Today is my last day in Kolkata. It's kind of sad, but also quite exciting because that means my tour of Rajasthan starts in a couple of days! I have to check out at midday tomorrow, but my transfer doesn't come until 3.30pm for my train at (theoretically) 4.55pm so I shall be sitting in the garden bar drinking water or tea or Pepsi (they don't seem to have Coke as much in India) for a few hours. It's not really a problem though - that's probably pretty much what I would have been doing anyway!

Today I finished my sighteseeing of West Bengal (the state Kolkata is in, and is the capital of) with a visit to the Raj relic called the Victoria Memorial. It's basically a museum of British rule, although it has a display of modern art on at the moment, and is in a fairly similar style to our museum in the Domain. Perhaps it is not surprising then, given my proprietary-ness of said building, that I have decided that it will do nicely as a bach for me in India. Once I rename it and fix up the plumbing (I had my first experience of Indian-style bathrooms there today, and had to pay a rupee for the dubious pleasure) I think it will do quite nicely.

Wednesday, March 07, 2007

One day in Kolkata

So yesterday I spent the day on a little tiki-tour of the city: me, a driver, and a tour guide to take me cool places. It was organised by the man who provided my transfers to and from the railway station.

It got off to something of a bumpy start: I had organised it for Friday but when the car turned up, there was no guide! Apparently there was not one available, so I told them where they could put that, and that I'd do the tour on Monday if they could guarantee me a guide. On a side note, it has been quite shocking how badly people have tried to rip me off here. I guess they all think I'm rich or something. I suppose, compared to them, I am.

Anyway, the driver and guide picked me up at 9.30 on Monday. We went first to the Temple of Kali called the Kali Ghat. I saw where they sacrifice the goats every day; apparently they use the flesh to feed the poor which I thought was very nice. I also got a little glimpse 0f the Goddess, but we didn't go in... I'm not really sure why. *Shrug* On the way out we saw what looked like a dead tree, which my guide informed me was actually a cactus, to which people tie little blocks of what look like stone with red thread to wish for a child. As we left, the guide slipped a seemingly random guy some money. When I asked what that was about he said it was to ensure we didn't get hassled! Touristy destinations, eh?

**SUPPLIED RECORDS:**
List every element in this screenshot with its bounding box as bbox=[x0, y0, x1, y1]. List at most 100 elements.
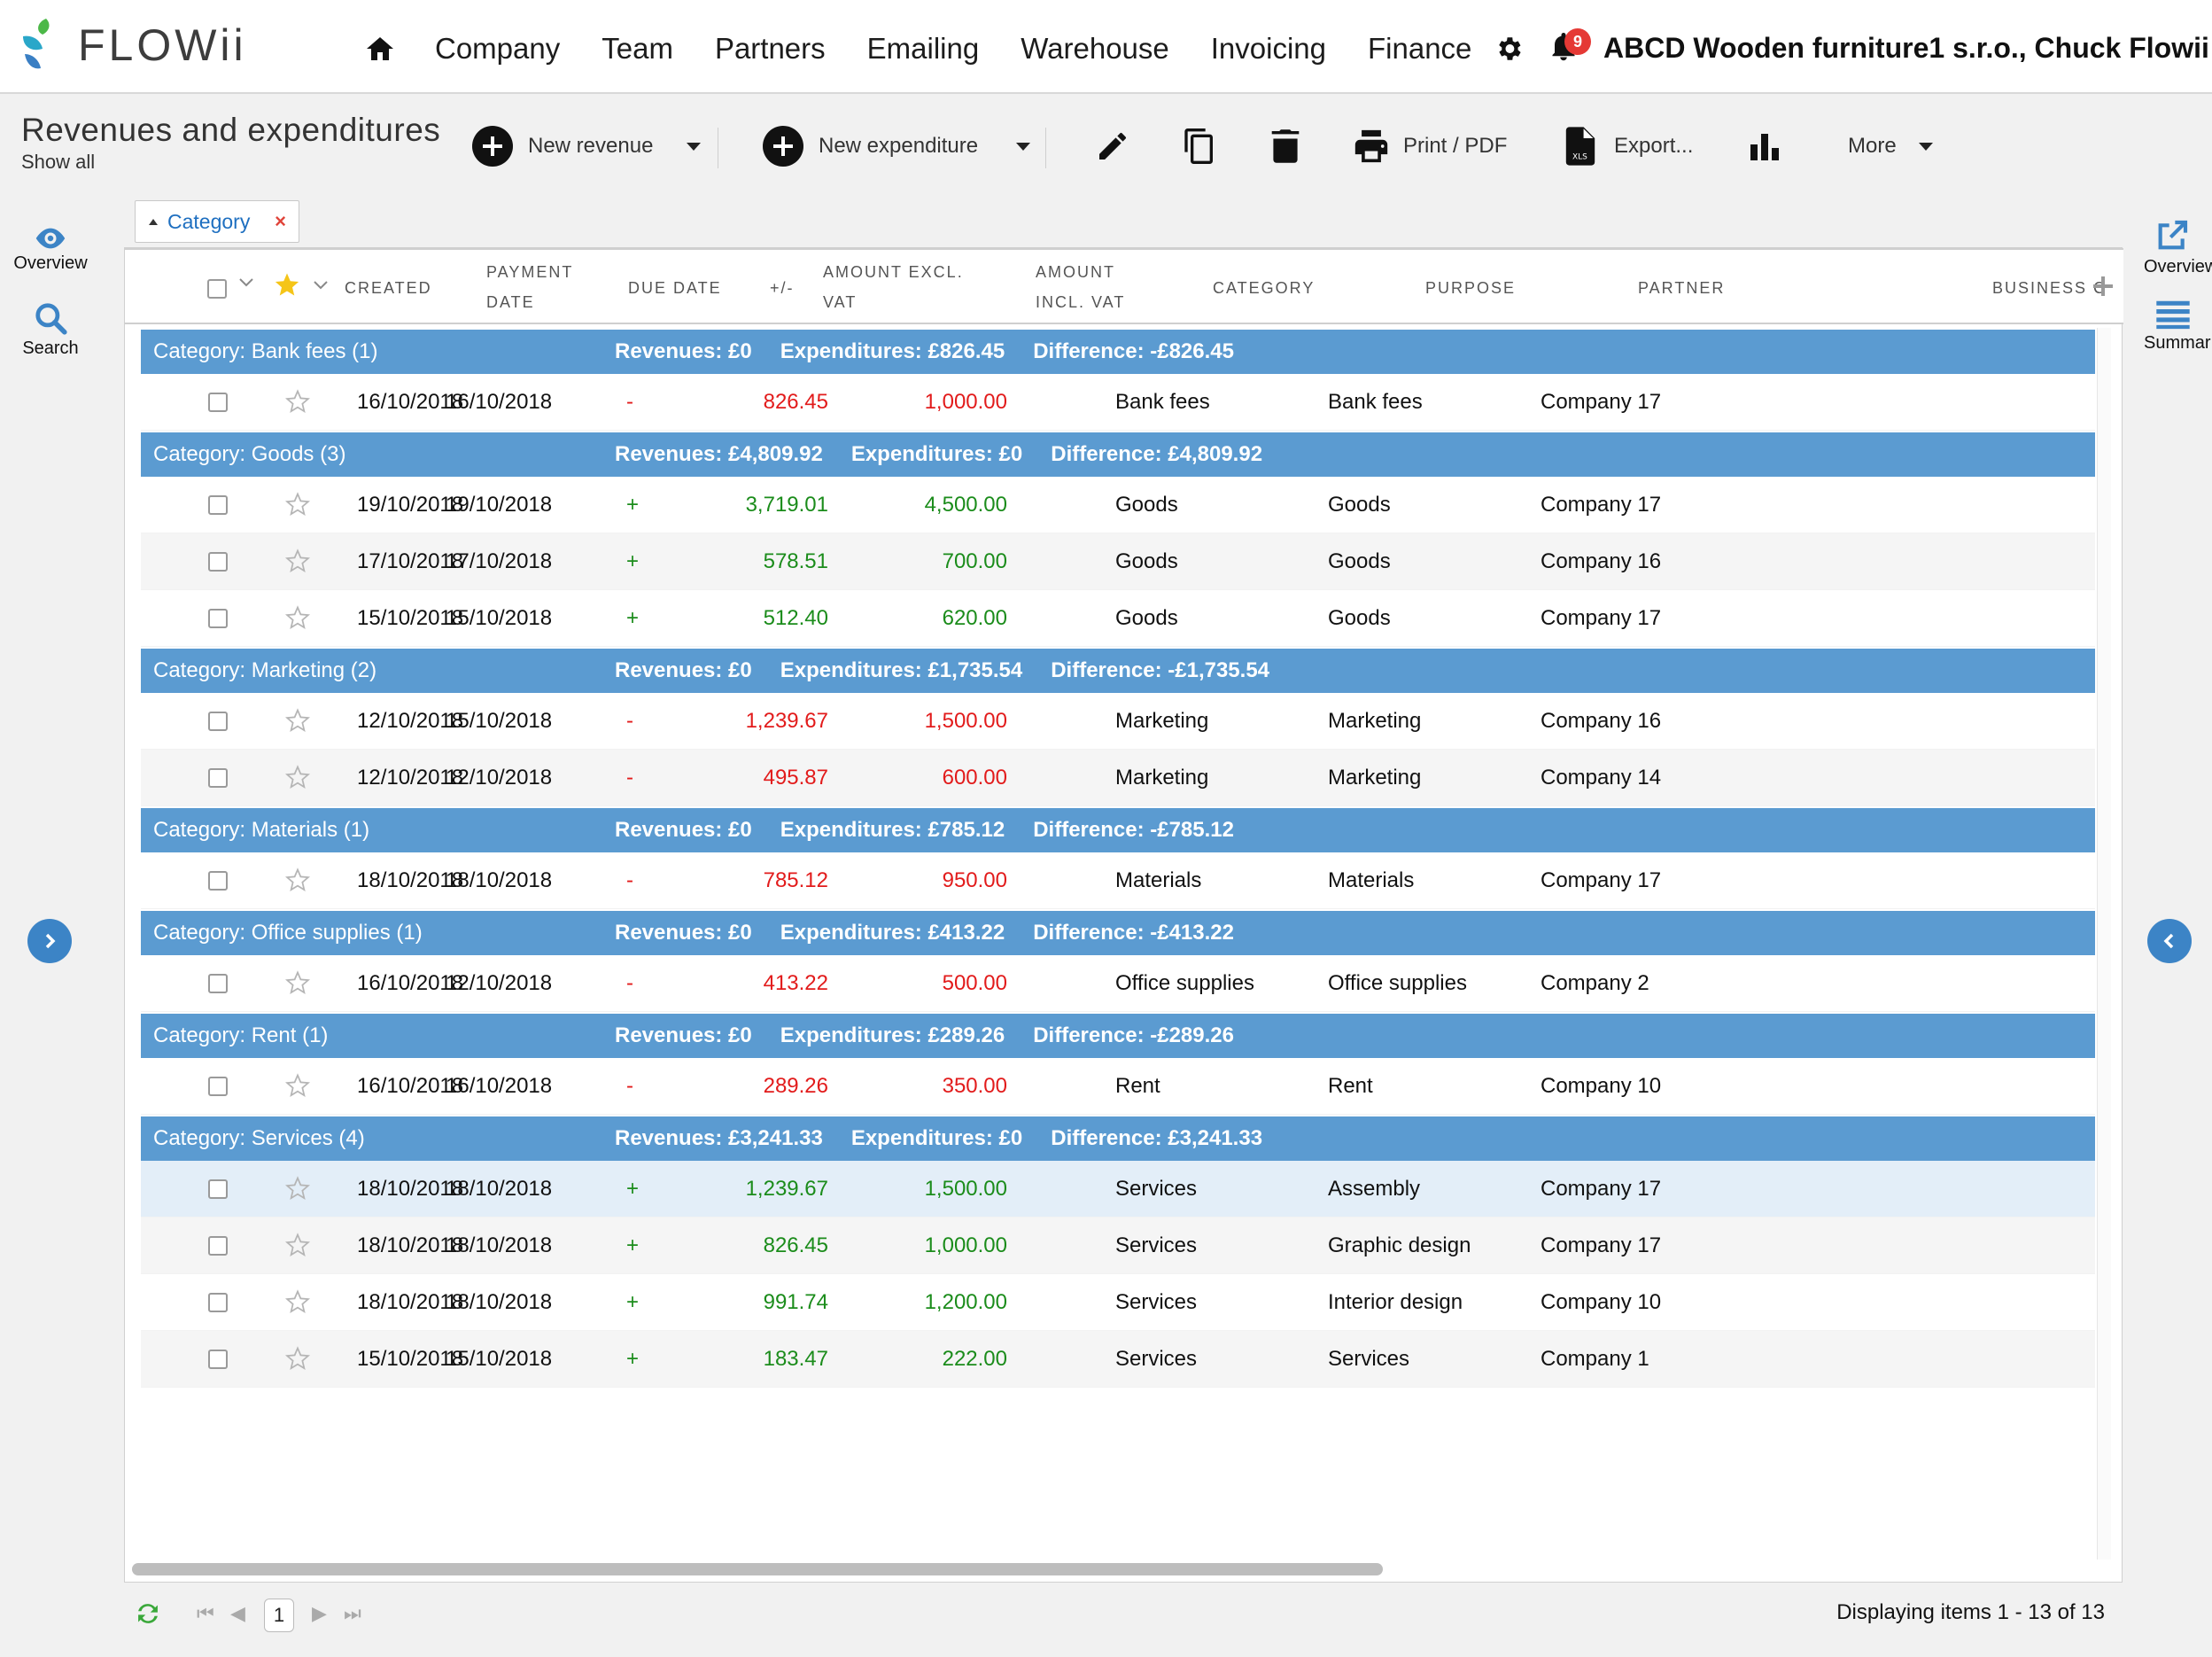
new-expenditure-dropdown[interactable] bbox=[1013, 124, 1033, 168]
next-page-icon[interactable]: ▶ bbox=[312, 1602, 327, 1624]
star-outline-icon[interactable] bbox=[284, 764, 311, 797]
group-header-row[interactable]: Category: Services (4) Revenues: £3,241.3… bbox=[141, 1116, 2095, 1161]
group-by-chip[interactable]: Category × bbox=[135, 200, 299, 243]
right-overview-tab[interactable]: Overview bbox=[2140, 218, 2212, 277]
table-row[interactable]: 16/10/2018 12/10/2018 - 413.22 500.00 Office … bbox=[141, 955, 2095, 1012]
nav-warehouse[interactable]: Warehouse bbox=[1021, 32, 1169, 65]
star-outline-icon[interactable] bbox=[284, 388, 311, 421]
group-header-row[interactable]: Category: Materials (1) Revenues: £0 Expen… bbox=[141, 808, 2095, 852]
row-checkbox[interactable] bbox=[208, 1179, 228, 1199]
col-amount-incl-line2[interactable]: INCL. VAT bbox=[1036, 293, 1126, 311]
table-row[interactable]: 18/10/2018 18/10/2018 - 785.12 950.00 Materia… bbox=[141, 852, 2095, 909]
table-row[interactable]: 12/10/2018 15/10/2018 - 1,239.67 1,500.00 Mar… bbox=[141, 693, 2095, 750]
star-outline-icon[interactable] bbox=[284, 1072, 311, 1105]
col-amount-excl-line1[interactable]: AMOUNT EXCL. bbox=[823, 263, 964, 281]
star-outline-icon[interactable] bbox=[284, 604, 311, 637]
table-row[interactable]: 16/10/2018 16/10/2018 - 826.45 1,000.00 Bank … bbox=[141, 374, 2095, 431]
group-header-row[interactable]: Category: Bank fees (1) Revenues: £0 Expen… bbox=[141, 330, 2095, 374]
star-menu-chevron-down-icon[interactable] bbox=[313, 279, 329, 296]
home-icon[interactable] bbox=[365, 35, 395, 62]
row-checkbox[interactable] bbox=[208, 495, 228, 515]
row-checkbox[interactable] bbox=[208, 609, 228, 628]
row-checkbox[interactable] bbox=[208, 712, 228, 731]
new-expenditure-button[interactable]: New expenditure bbox=[762, 124, 978, 168]
first-page-icon[interactable]: ⏮ bbox=[197, 1602, 214, 1624]
nav-invoicing[interactable]: Invoicing bbox=[1210, 32, 1326, 65]
row-checkbox[interactable] bbox=[208, 1293, 228, 1312]
star-outline-icon[interactable] bbox=[284, 969, 311, 1002]
col-payment-date-line1[interactable]: PAYMENT bbox=[486, 263, 574, 281]
star-filter-icon[interactable] bbox=[274, 271, 300, 302]
nav-finance[interactable]: Finance bbox=[1368, 32, 1472, 65]
nav-team[interactable]: Team bbox=[602, 32, 673, 65]
row-checkbox[interactable] bbox=[208, 871, 228, 891]
star-outline-icon[interactable] bbox=[284, 1175, 311, 1208]
last-page-icon[interactable]: ⏭ bbox=[344, 1602, 361, 1624]
horizontal-scrollbar[interactable] bbox=[132, 1563, 1383, 1575]
left-search-tab[interactable]: Search bbox=[12, 301, 89, 359]
col-plusminus[interactable]: +/- bbox=[770, 279, 795, 297]
prev-page-icon[interactable]: ◀ bbox=[230, 1602, 245, 1624]
refresh-icon[interactable] bbox=[133, 1600, 163, 1631]
delete-button[interactable] bbox=[1270, 124, 1300, 168]
col-payment-date-line2[interactable]: DATE bbox=[486, 293, 535, 311]
select-menu-chevron-down-icon[interactable] bbox=[238, 276, 254, 293]
row-checkbox[interactable] bbox=[208, 1350, 228, 1369]
row-checkbox[interactable] bbox=[208, 1077, 228, 1096]
gear-icon[interactable] bbox=[1494, 34, 1524, 68]
table-row[interactable]: 16/10/2018 16/10/2018 - 289.26 350.00 Rent Ren… bbox=[141, 1058, 2095, 1115]
table-row[interactable]: 18/10/2018 18/10/2018 +826.45 1,000.00 Servi… bbox=[141, 1217, 2095, 1274]
export-button[interactable]: XLS Export... bbox=[1564, 124, 1693, 168]
row-checkbox[interactable] bbox=[208, 768, 228, 788]
star-outline-icon[interactable] bbox=[284, 1345, 311, 1378]
edit-button[interactable] bbox=[1095, 124, 1130, 168]
col-amount-incl-line1[interactable]: AMOUNT bbox=[1036, 263, 1115, 281]
table-row[interactable]: 12/10/2018 12/10/2018 - 495.87 600.00 Marketi… bbox=[141, 750, 2095, 806]
group-header-row[interactable]: Category: Marketing (2) Revenues: £0 Expen… bbox=[141, 649, 2095, 693]
vertical-scrollbar[interactable] bbox=[2097, 328, 2111, 1560]
expand-right-panel-button[interactable] bbox=[2147, 919, 2192, 963]
more-button[interactable]: More bbox=[1848, 124, 1936, 168]
star-outline-icon[interactable] bbox=[284, 548, 311, 580]
select-all-checkbox[interactable] bbox=[207, 279, 227, 299]
current-page[interactable]: 1 bbox=[264, 1599, 294, 1632]
new-revenue-button[interactable]: New revenue bbox=[471, 124, 653, 168]
row-checkbox[interactable] bbox=[208, 552, 228, 572]
col-category[interactable]: CATEGORY bbox=[1213, 279, 1316, 297]
group-header-row[interactable]: Category: Rent (1) Revenues: £0 Expenditur… bbox=[141, 1014, 2095, 1058]
star-outline-icon[interactable] bbox=[284, 1232, 311, 1264]
group-header-row[interactable]: Category: Office supplies (1) Revenues: £… bbox=[141, 911, 2095, 955]
table-row[interactable]: 18/10/2018 18/10/2018 +991.74 1,200.00 Servi… bbox=[141, 1274, 2095, 1331]
col-created[interactable]: CREATED bbox=[345, 279, 432, 297]
nav-emailing[interactable]: Emailing bbox=[866, 32, 980, 65]
table-row[interactable]: 19/10/2018 19/10/2018 +3,719.01 4,500.00 Goo… bbox=[141, 477, 2095, 533]
table-row[interactable]: 17/10/2018 17/10/2018 +578.51 700.00 Goods Go… bbox=[141, 533, 2095, 590]
star-outline-icon[interactable] bbox=[284, 707, 311, 740]
view-filter-label[interactable]: Show all bbox=[21, 151, 96, 173]
row-checkbox[interactable] bbox=[208, 974, 228, 993]
table-row[interactable]: 15/10/2018 15/10/2018 +512.40 620.00 Goods Go… bbox=[141, 590, 2095, 647]
nav-partners[interactable]: Partners bbox=[714, 32, 826, 65]
col-amount-excl-line2[interactable]: VAT bbox=[823, 293, 858, 311]
star-outline-icon[interactable] bbox=[284, 867, 311, 899]
star-outline-icon[interactable] bbox=[284, 1288, 311, 1321]
print-pdf-button[interactable]: Print / PDF bbox=[1352, 124, 1507, 168]
row-checkbox[interactable] bbox=[208, 1236, 228, 1256]
add-column-plus-icon[interactable] bbox=[2092, 275, 2115, 302]
table-row[interactable]: 15/10/2018 15/10/2018 +183.47 222.00 Service… bbox=[141, 1331, 2095, 1388]
nav-company[interactable]: Company bbox=[435, 32, 561, 65]
table-row[interactable]: 18/10/2018 18/10/2018 +1,239.67 1,500.00 Ser… bbox=[141, 1161, 2095, 1217]
expand-left-panel-button[interactable] bbox=[27, 919, 72, 963]
account-name[interactable]: ABCD Wooden furniture1 s.r.o., Chuck Flo… bbox=[1603, 32, 2209, 64]
close-icon[interactable]: × bbox=[275, 210, 286, 232]
chart-button[interactable] bbox=[1749, 124, 1781, 168]
col-partner[interactable]: PARTNER bbox=[1638, 279, 1726, 297]
logo[interactable]: FLOWii bbox=[19, 16, 247, 74]
star-outline-icon[interactable] bbox=[284, 491, 311, 524]
col-purpose[interactable]: PURPOSE bbox=[1425, 279, 1517, 297]
group-header-row[interactable]: Category: Goods (3) Revenues: £4,809.92 Ex… bbox=[141, 432, 2095, 477]
right-summary-tab[interactable]: Summar bbox=[2140, 300, 2211, 354]
row-checkbox[interactable] bbox=[208, 393, 228, 412]
col-due-date[interactable]: DUE DATE bbox=[628, 279, 722, 297]
col-business-case[interactable]: BUSINESS C bbox=[1992, 279, 2107, 297]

**WHAT IS NEEDED:** Rewrite the Kolkata travel text from "Wednesday, March 07, 2007" up to and including "them, I am.", putting "Saturday" in place of "Friday".

**OUTPUT FOR THIS TASK:**
Wednesday, March 07, 2007

One day in Kolkata

So yesterday I spent the day on a little tiki-tour of the city: me, a driver, and a tour guide to take me cool places. It was organised by the man who provided my transfers to and from the railway station.

It got off to something of a bumpy start: I had organised it for Saturday but when the car turned up, there was no guide! Apparently there was not one available, so I told them where they could put that, and that I'd do the tour on Monday if they could guarantee me a guide. On a side note, it has been quite shocking how badly people have tried to rip me off here. I guess they all think I'm rich or something. I suppose, compared to them, I am.